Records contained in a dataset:
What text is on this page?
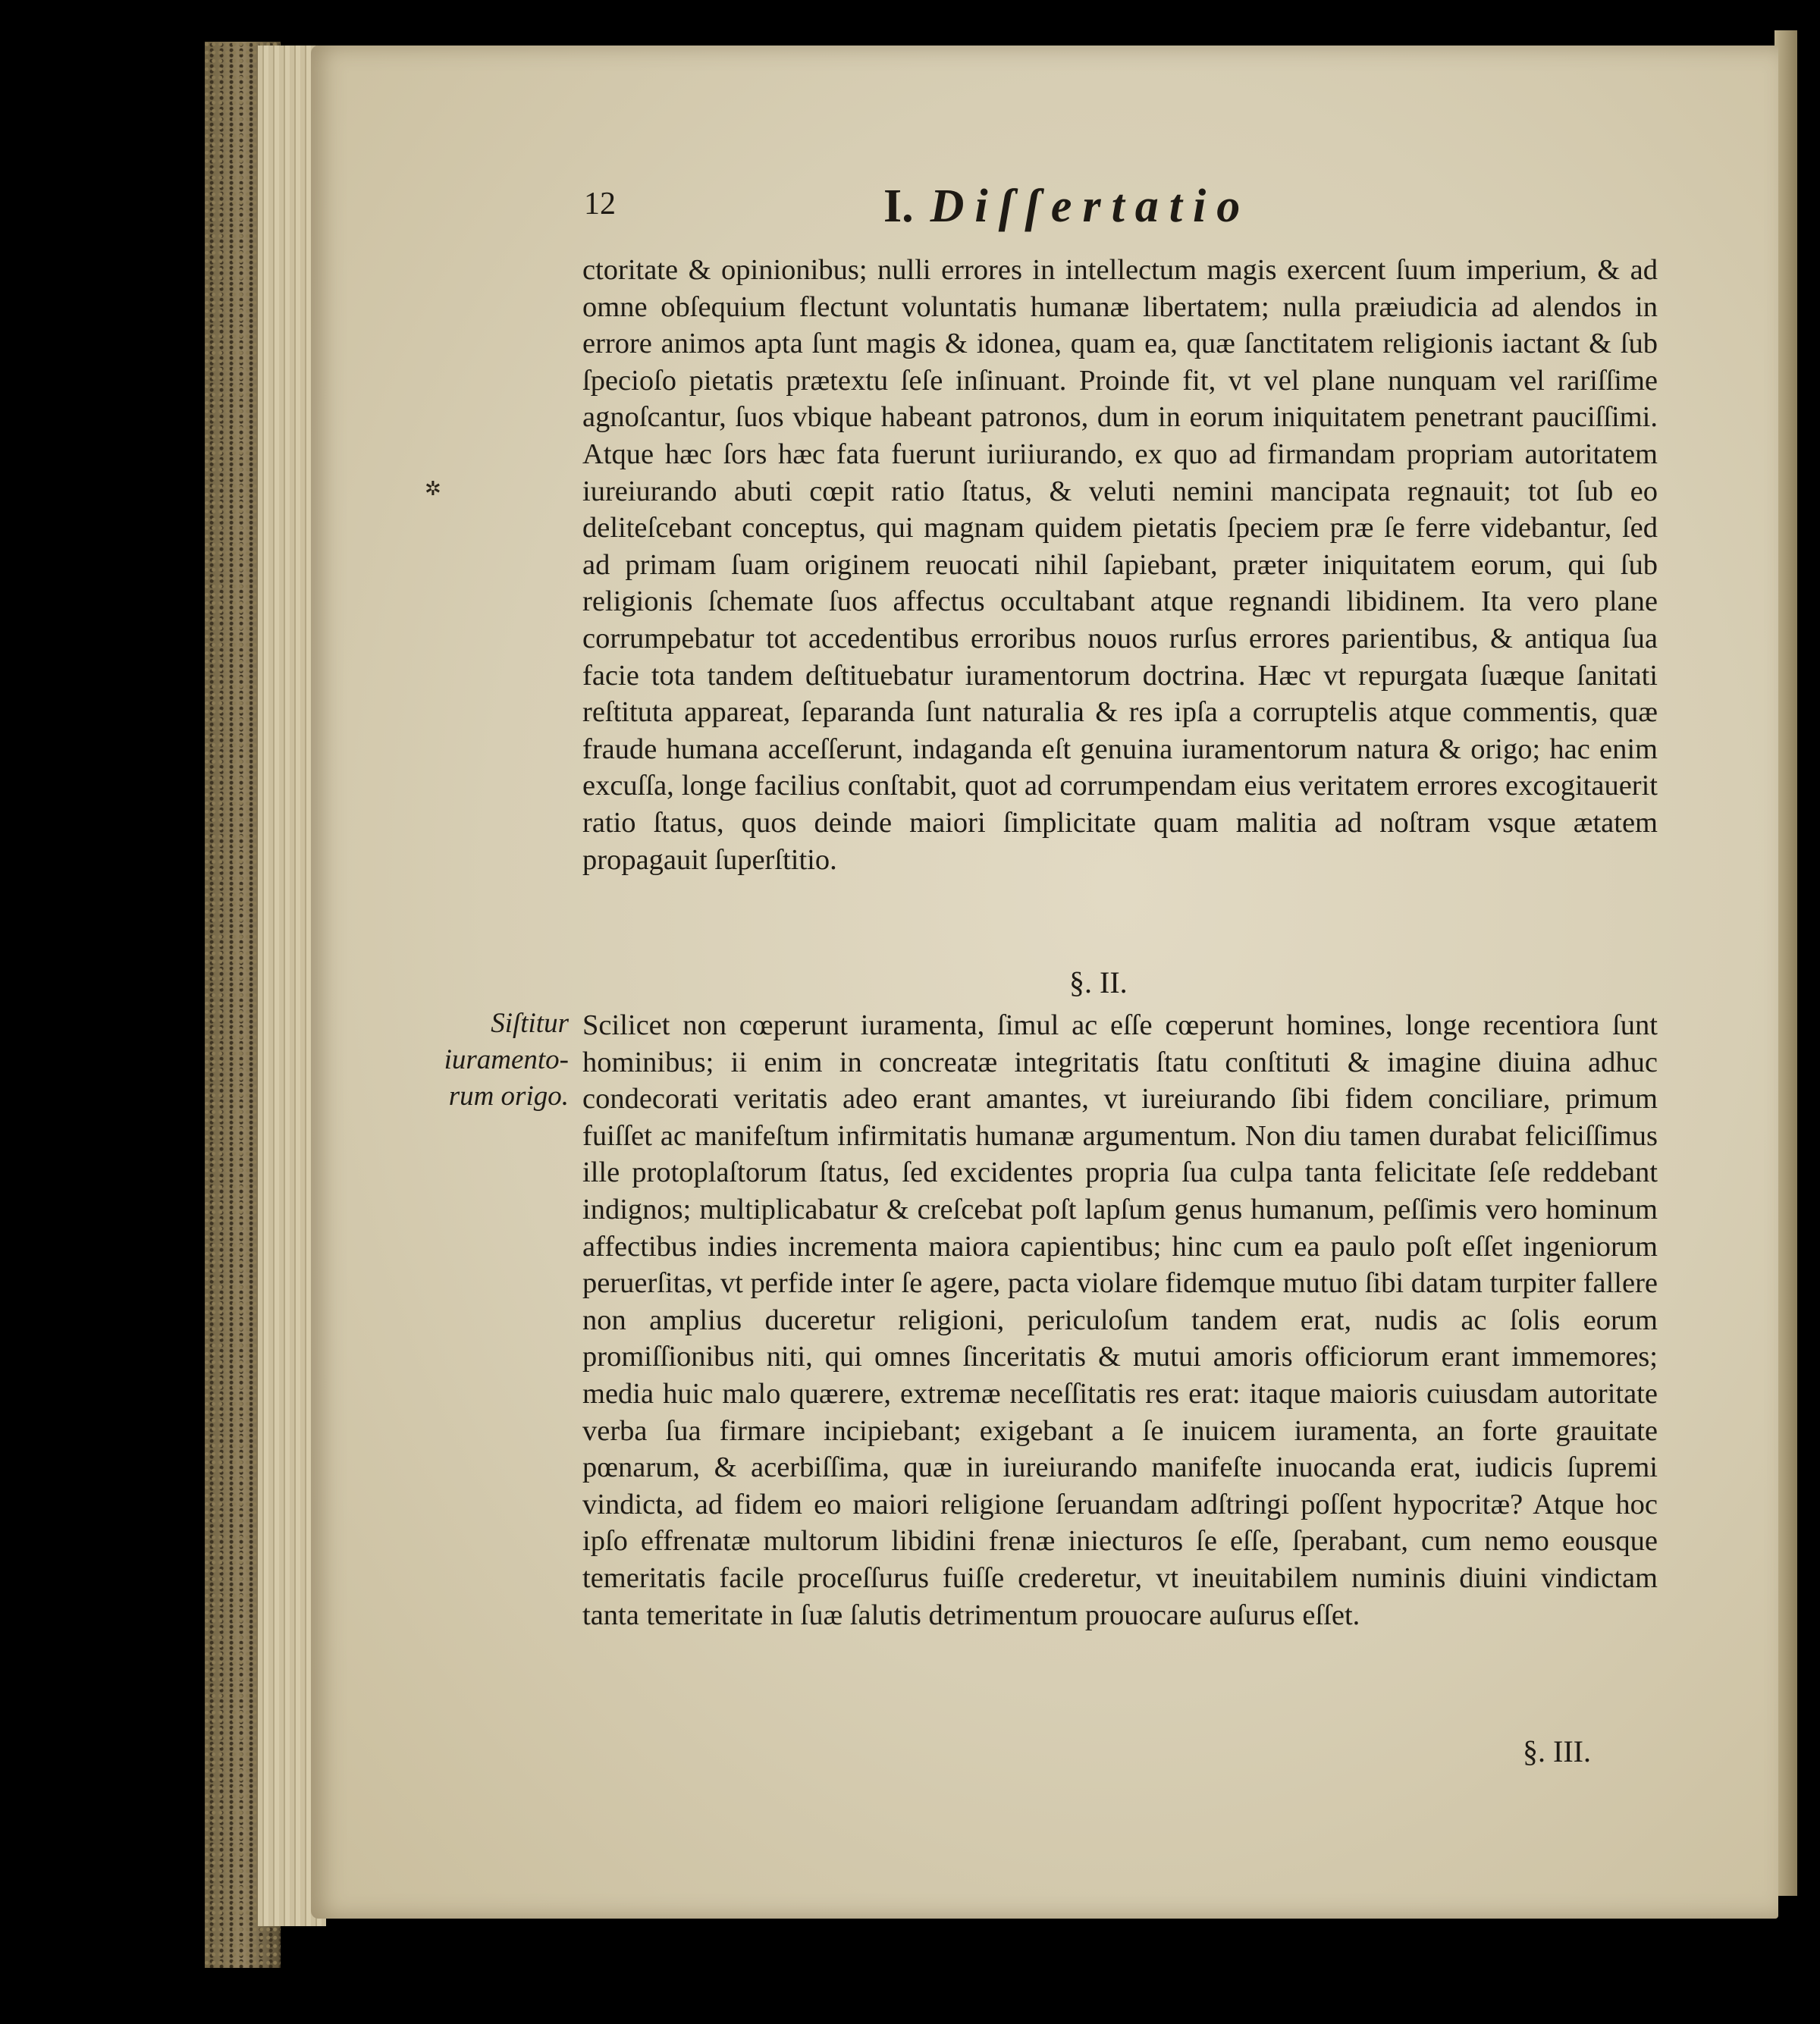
✲
12	I. Diſſertatio

ctoritate & opinionibus; nulli errores in intellectum magis exercent ſuum imperium, & ad omne obſequium flectunt voluntatis humanæ libertatem; nulla præiudicia ad alendos in errore animos apta ſunt magis & idonea, quam ea, quæ ſanctitatem religionis iactant & ſub ſpecioſo pietatis prætextu ſeſe inſinuant. Proinde fit, vt vel plane nunquam vel rariſſime agnoſcantur, ſuos vbique habeant patronos, dum in eorum iniquitatem penetrant pauciſſimi. Atque hæc ſors hæc fata fuerunt iuriiurando, ex quo ad firmandam propriam autoritatem iureiurando abuti cœpit ratio ſtatus, & veluti nemini mancipata regnauit; tot ſub eo deliteſcebant conceptus, qui magnam quidem pietatis ſpeciem præ ſe ferre videbantur, ſed ad primam ſuam originem reuocati nihil ſapiebant, præter iniquitatem eorum, qui ſub religionis ſchemate ſuos affectus occultabant atque regnandi libidinem. Ita vero plane corrumpebatur tot accedentibus erroribus nouos rurſus errores parientibus, & antiqua ſua facie tota tandem deſtituebatur iuramentorum doctrina. Hæc vt repurgata ſuæque ſanitati reſtituta appareat, ſeparanda ſunt naturalia & res ipſa a corruptelis atque commentis, quæ fraude humana acceſſerunt, indaganda eſt genuina iuramentorum natura & origo; hac enim excuſſa, longe facilius conſtabit, quot ad corrumpendam eius veritatem errores excogitauerit ratio ſtatus, quos deinde maiori ſimplicitate quam malitia ad noſtram vsque ætatem propagauit ſuperſtitio.

§. II.
Siſtitur
iuramento-
rum origo.

Scilicet non cœperunt iuramenta, ſimul ac eſſe cœperunt homines, longe recentiora ſunt hominibus; ii enim in concreatæ integritatis ſtatu conſtituti & imagine diuina adhuc condecorati veritatis adeo erant amantes, vt iureiurando ſibi fidem conciliare, primum fuiſſet ac manifeſtum infirmitatis humanæ argumentum. Non diu tamen durabat feliciſſimus ille protoplaſtorum ſtatus, ſed excidentes propria ſua culpa tanta felicitate ſeſe reddebant indignos; multiplicabatur & creſcebat poſt lapſum genus humanum, peſſimis vero hominum affectibus indies incrementa maiora capientibus; hinc cum ea paulo poſt eſſet ingeniorum peruerſitas, vt perfide inter ſe agere, pacta violare fidemque mutuo ſibi datam turpiter fallere non amplius duceretur religioni, periculoſum tandem erat, nudis ac ſolis eorum promiſſionibus niti, qui omnes ſinceritatis & mutui amoris officiorum erant immemores; media huic malo quærere, extremæ neceſſitatis res erat: itaque maioris cuiusdam autoritate verba ſua firmare incipiebant; exigebant a ſe inuicem iuramenta, an forte grauitate pœnarum, & acerbiſſima, quæ in iureiurando manifeſte inuocanda erat, iudicis ſupremi vindicta, ad fidem eo maiori religione ſeruandam adſtringi poſſent hypocritæ? Atque hoc ipſo effrenatæ multorum libidini frenæ iniecturos ſe eſſe, ſperabant, cum nemo eousque temeritatis facile proceſſurus fuiſſe crederetur, vt ineuitabilem numinis diuini vindictam tanta temeritate in ſuæ ſalutis detrimentum prouocare auſurus eſſet.

§. III.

• **Exercise instructions**: Whichever lines contain the string "origo", select and copy them.

• **Output of the task**:
ctoritate & opinionibus; nulli errores in intellectum magis exercent ſuum imperium, & ad omne obſequium flectunt voluntatis humanæ libertatem; nulla præiudicia ad alendos in errore animos apta ſunt magis & idonea, quam ea, quæ ſanctitatem religionis iactant & ſub ſpecioſo pietatis prætextu ſeſe inſinuant. Proinde fit, vt vel plane nunquam vel rariſſime agnoſcantur, ſuos vbique habeant patronos, dum in eorum iniquitatem penetrant pauciſſimi. Atque hæc ſors hæc fata fuerunt iuriiurando, ex quo ad firmandam propriam autoritatem iureiurando abuti cœpit ratio ſtatus, & veluti nemini mancipata regnauit; tot ſub eo deliteſcebant conceptus, qui magnam quidem pietatis ſpeciem præ ſe ferre videbantur, ſed ad primam ſuam originem reuocati nihil ſapiebant, præter iniquitatem eorum, qui ſub religionis ſchemate ſuos affectus occultabant atque regnandi libidinem. Ita vero plane corrumpebatur tot accedentibus erroribus nouos rurſus errores parientibus, & antiqua ſua facie tota tandem deſtituebatur iuramentorum doctrina. Hæc vt repurgata ſuæque ſanitati reſtituta appareat, ſeparanda ſunt naturalia & res ipſa a corruptelis atque commentis, quæ fraude humana acceſſerunt, indaganda eſt genuina iuramentorum natura & origo; hac enim excuſſa, longe facilius conſtabit, quot ad corrumpendam eius veritatem errores excogitauerit ratio ſtatus, quos deinde maiori ſimplicitate quam malitia ad noſtram vsque ætatem propagauit ſuperſtitio.
rum origo.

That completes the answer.